* [INFORMATION SHOWN]:
* Start *
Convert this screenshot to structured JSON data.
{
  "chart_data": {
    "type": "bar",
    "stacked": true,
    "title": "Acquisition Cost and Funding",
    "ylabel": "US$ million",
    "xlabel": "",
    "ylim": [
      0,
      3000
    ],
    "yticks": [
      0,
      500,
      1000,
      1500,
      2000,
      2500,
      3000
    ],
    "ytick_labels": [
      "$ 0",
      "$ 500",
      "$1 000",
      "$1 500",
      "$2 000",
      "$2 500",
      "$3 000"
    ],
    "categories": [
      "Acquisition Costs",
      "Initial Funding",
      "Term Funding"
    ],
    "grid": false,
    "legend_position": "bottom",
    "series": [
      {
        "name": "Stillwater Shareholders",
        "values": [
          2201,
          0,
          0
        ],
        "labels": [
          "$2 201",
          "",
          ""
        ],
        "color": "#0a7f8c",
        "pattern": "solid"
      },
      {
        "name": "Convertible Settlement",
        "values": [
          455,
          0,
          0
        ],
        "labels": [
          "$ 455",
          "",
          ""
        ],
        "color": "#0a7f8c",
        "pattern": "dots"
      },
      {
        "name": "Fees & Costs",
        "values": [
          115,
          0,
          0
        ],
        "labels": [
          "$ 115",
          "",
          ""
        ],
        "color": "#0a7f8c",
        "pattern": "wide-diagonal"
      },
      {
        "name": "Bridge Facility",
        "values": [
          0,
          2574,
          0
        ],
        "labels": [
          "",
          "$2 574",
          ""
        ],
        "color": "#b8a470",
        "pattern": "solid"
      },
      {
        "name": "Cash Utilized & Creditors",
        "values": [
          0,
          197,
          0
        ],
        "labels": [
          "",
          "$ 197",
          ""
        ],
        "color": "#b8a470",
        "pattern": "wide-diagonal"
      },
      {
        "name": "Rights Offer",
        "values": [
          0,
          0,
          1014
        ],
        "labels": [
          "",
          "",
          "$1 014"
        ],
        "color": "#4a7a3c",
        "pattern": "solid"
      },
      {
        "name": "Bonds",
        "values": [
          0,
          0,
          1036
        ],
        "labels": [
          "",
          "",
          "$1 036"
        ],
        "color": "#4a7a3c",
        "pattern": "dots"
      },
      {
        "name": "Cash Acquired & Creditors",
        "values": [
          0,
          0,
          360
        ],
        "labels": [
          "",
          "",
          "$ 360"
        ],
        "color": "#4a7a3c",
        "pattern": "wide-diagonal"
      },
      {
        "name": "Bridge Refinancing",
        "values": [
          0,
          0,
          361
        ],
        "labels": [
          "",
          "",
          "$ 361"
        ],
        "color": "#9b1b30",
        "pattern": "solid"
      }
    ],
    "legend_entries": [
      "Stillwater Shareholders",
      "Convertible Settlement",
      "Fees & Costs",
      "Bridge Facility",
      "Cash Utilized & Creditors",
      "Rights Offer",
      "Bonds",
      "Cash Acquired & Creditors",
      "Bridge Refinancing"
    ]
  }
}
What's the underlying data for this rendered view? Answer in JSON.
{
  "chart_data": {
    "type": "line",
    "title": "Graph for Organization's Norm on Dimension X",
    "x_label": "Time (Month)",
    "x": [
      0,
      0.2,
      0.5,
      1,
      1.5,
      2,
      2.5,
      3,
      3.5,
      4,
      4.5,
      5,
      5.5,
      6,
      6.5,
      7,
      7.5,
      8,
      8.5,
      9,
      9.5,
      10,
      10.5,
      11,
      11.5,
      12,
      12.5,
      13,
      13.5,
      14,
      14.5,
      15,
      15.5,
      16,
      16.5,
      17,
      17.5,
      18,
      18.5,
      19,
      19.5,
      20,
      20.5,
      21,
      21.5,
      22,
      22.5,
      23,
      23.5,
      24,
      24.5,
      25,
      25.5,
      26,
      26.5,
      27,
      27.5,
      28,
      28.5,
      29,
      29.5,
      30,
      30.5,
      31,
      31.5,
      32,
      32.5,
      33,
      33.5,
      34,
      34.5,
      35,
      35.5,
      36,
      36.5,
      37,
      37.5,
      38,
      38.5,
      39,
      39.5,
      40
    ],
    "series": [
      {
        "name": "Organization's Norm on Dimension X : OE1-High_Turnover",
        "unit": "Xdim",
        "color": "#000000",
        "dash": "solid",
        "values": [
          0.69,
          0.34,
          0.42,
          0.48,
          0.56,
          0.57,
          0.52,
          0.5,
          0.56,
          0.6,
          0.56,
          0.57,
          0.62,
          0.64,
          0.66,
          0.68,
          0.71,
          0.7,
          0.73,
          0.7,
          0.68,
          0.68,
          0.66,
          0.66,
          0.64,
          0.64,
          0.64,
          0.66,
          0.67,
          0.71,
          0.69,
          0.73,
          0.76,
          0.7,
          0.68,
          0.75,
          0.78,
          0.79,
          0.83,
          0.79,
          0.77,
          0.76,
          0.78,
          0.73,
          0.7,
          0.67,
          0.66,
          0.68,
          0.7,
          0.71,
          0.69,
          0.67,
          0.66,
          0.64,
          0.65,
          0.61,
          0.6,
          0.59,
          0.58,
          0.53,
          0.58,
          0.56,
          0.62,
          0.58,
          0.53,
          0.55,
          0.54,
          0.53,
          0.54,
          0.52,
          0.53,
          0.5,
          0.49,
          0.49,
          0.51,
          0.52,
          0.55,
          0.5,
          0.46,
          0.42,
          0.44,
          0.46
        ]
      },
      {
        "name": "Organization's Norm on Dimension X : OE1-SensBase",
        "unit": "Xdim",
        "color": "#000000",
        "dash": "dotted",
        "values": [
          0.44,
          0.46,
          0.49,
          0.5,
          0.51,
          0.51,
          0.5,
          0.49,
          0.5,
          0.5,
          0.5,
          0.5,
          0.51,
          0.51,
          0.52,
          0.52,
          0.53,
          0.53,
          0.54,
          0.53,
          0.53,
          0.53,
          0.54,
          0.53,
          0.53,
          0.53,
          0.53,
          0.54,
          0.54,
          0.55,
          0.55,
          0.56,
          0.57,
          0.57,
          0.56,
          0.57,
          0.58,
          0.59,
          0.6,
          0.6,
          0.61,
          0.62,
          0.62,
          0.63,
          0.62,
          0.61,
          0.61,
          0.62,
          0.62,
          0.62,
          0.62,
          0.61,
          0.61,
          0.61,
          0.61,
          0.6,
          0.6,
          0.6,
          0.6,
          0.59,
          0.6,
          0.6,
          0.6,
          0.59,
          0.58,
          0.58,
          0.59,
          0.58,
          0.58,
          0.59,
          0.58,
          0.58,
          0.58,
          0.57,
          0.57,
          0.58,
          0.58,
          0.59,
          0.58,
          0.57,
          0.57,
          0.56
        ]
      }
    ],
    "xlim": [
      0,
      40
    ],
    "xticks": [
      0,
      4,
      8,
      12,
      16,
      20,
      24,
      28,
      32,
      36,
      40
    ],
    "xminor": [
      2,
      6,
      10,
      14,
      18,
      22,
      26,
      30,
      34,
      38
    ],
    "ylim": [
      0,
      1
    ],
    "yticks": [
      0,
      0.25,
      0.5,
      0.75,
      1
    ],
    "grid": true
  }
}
* End *
* [AIM]:
Go through the records above and retype each one exactly.

* [SOLVED PROBLEM]:
Convert this screenshot to structured JSON data.
{
  "chart_data": {
    "type": "bar",
    "stacked": true,
    "title": "Acquisition Cost and Funding",
    "ylabel": "US$ million",
    "xlabel": "",
    "ylim": [
      0,
      3000
    ],
    "yticks": [
      0,
      500,
      1000,
      1500,
      2000,
      2500,
      3000
    ],
    "ytick_labels": [
      "$ 0",
      "$ 500",
      "$1 000",
      "$1 500",
      "$2 000",
      "$2 500",
      "$3 000"
    ],
    "categories": [
      "Acquisition Costs",
      "Initial Funding",
      "Term Funding"
    ],
    "grid": false,
    "legend_position": "bottom",
    "series": [
      {
        "name": "Stillwater Shareholders",
        "values": [
          2201,
          0,
          0
        ],
        "labels": [
          "$2 201",
          "",
          ""
        ],
        "color": "#0a7f8c",
        "pattern": "solid"
      },
      {
        "name": "Convertible Settlement",
        "values": [
          455,
          0,
          0
        ],
        "labels": [
          "$ 455",
          "",
          ""
        ],
        "color": "#0a7f8c",
        "pattern": "dots"
      },
      {
        "name": "Fees & Costs",
        "values": [
          115,
          0,
          0
        ],
        "labels": [
          "$ 115",
          "",
          ""
        ],
        "color": "#0a7f8c",
        "pattern": "wide-diagonal"
      },
      {
        "name": "Bridge Facility",
        "values": [
          0,
          2574,
          0
        ],
        "labels": [
          "",
          "$2 574",
          ""
        ],
        "color": "#b8a470",
        "pattern": "solid"
      },
      {
        "name": "Cash Utilized & Creditors",
        "values": [
          0,
          197,
          0
        ],
        "labels": [
          "",
          "$ 197",
          ""
        ],
        "color": "#b8a470",
        "pattern": "wide-diagonal"
      },
      {
        "name": "Rights Offer",
        "values": [
          0,
          0,
          1014
        ],
        "labels": [
          "",
          "",
          "$1 014"
        ],
        "color": "#4a7a3c",
        "pattern": "solid"
      },
      {
        "name": "Bonds",
        "values": [
          0,
          0,
          1036
        ],
        "labels": [
          "",
          "",
          "$1 036"
        ],
        "color": "#4a7a3c",
        "pattern": "dots"
      },
      {
        "name": "Cash Acquired & Creditors",
        "values": [
          0,
          0,
          360
        ],
        "labels": [
          "",
          "",
          "$ 360"
        ],
        "color": "#4a7a3c",
        "pattern": "wide-diagonal"
      },
      {
        "name": "Bridge Refinancing",
        "values": [
          0,
          0,
          361
        ],
        "labels": [
          "",
          "",
          "$ 361"
        ],
        "color": "#9b1b30",
        "pattern": "solid"
      }
    ],
    "legend_entries": [
      "Stillwater Shareholders",
      "Convertible Settlement",
      "Fees & Costs",
      "Bridge Facility",
      "Cash Utilized & Creditors",
      "Rights Offer",
      "Bonds",
      "Cash Acquired & Creditors",
      "Bridge Refinancing"
    ]
  }
}
What's the underlying data for this rendered view? Answer in JSON.
{
  "chart_data": {
    "type": "line",
    "title": "Graph for Organization's Norm on Dimension X",
    "x_label": "Time (Month)",
    "x": [
      0,
      0.2,
      0.5,
      1,
      1.5,
      2,
      2.5,
      3,
      3.5,
      4,
      4.5,
      5,
      5.5,
      6,
      6.5,
      7,
      7.5,
      8,
      8.5,
      9,
      9.5,
      10,
      10.5,
      11,
      11.5,
      12,
      12.5,
      13,
      13.5,
      14,
      14.5,
      15,
      15.5,
      16,
      16.5,
      17,
      17.5,
      18,
      18.5,
      19,
      19.5,
      20,
      20.5,
      21,
      21.5,
      22,
      22.5,
      23,
      23.5,
      24,
      24.5,
      25,
      25.5,
      26,
      26.5,
      27,
      27.5,
      28,
      28.5,
      29,
      29.5,
      30,
      30.5,
      31,
      31.5,
      32,
      32.5,
      33,
      33.5,
      34,
      34.5,
      35,
      35.5,
      36,
      36.5,
      37,
      37.5,
      38,
      38.5,
      39,
      39.5,
      40
    ],
    "series": [
      {
        "name": "Organization's Norm on Dimension X : OE1-High_Turnover",
        "unit": "Xdim",
        "color": "#000000",
        "dash": "solid",
        "values": [
          0.69,
          0.34,
          0.42,
          0.48,
          0.56,
          0.57,
          0.52,
          0.5,
          0.56,
          0.6,
          0.56,
          0.57,
          0.62,
          0.64,
          0.66,
          0.68,
          0.71,
          0.7,
          0.73,
          0.7,
          0.68,
          0.68,
          0.66,
          0.66,
          0.64,
          0.64,
          0.64,
          0.66,
          0.67,
          0.71,
          0.69,
          0.73,
          0.76,
          0.7,
          0.68,
          0.75,
          0.78,
          0.79,
          0.83,
          0.79,
          0.77,
          0.76,
          0.78,
          0.73,
          0.7,
          0.67,
          0.66,
          0.68,
          0.7,
          0.71,
          0.69,
          0.67,
          0.66,
          0.64,
          0.65,
          0.61,
          0.6,
          0.59,
          0.58,
          0.53,
          0.58,
          0.56,
          0.62,
          0.58,
          0.53,
          0.55,
          0.54,
          0.53,
          0.54,
          0.52,
          0.53,
          0.5,
          0.49,
          0.49,
          0.51,
          0.52,
          0.55,
          0.5,
          0.46,
          0.42,
          0.44,
          0.46
        ]
      },
      {
        "name": "Organization's Norm on Dimension X : OE1-SensBase",
        "unit": "Xdim",
        "color": "#000000",
        "dash": "dotted",
        "values": [
          0.44,
          0.46,
          0.49,
          0.5,
          0.51,
          0.51,
          0.5,
          0.49,
          0.5,
          0.5,
          0.5,
          0.5,
          0.51,
          0.51,
          0.52,
          0.52,
          0.53,
          0.53,
          0.54,
          0.53,
          0.53,
          0.53,
          0.54,
          0.53,
          0.53,
          0.53,
          0.53,
          0.54,
          0.54,
          0.55,
          0.55,
          0.56,
          0.57,
          0.57,
          0.56,
          0.57,
          0.58,
          0.59,
          0.6,
          0.6,
          0.61,
          0.62,
          0.62,
          0.63,
          0.62,
          0.61,
          0.61,
          0.62,
          0.62,
          0.62,
          0.62,
          0.61,
          0.61,
          0.61,
          0.61,
          0.6,
          0.6,
          0.6,
          0.6,
          0.59,
          0.6,
          0.6,
          0.6,
          0.59,
          0.58,
          0.58,
          0.59,
          0.58,
          0.58,
          0.59,
          0.58,
          0.58,
          0.58,
          0.57,
          0.57,
          0.58,
          0.58,
          0.59,
          0.58,
          0.57,
          0.57,
          0.56
        ]
      }
    ],
    "xlim": [
      0,
      40
    ],
    "xticks": [
      0,
      4,
      8,
      12,
      16,
      20,
      24,
      28,
      32,
      36,
      40
    ],
    "xminor": [
      2,
      6,
      10,
      14,
      18,
      22,
      26,
      30,
      34,
      38
    ],
    "ylim": [
      0,
      1
    ],
    "yticks": [
      0,
      0.25,
      0.5,
      0.75,
      1
    ],
    "grid": true
  }
}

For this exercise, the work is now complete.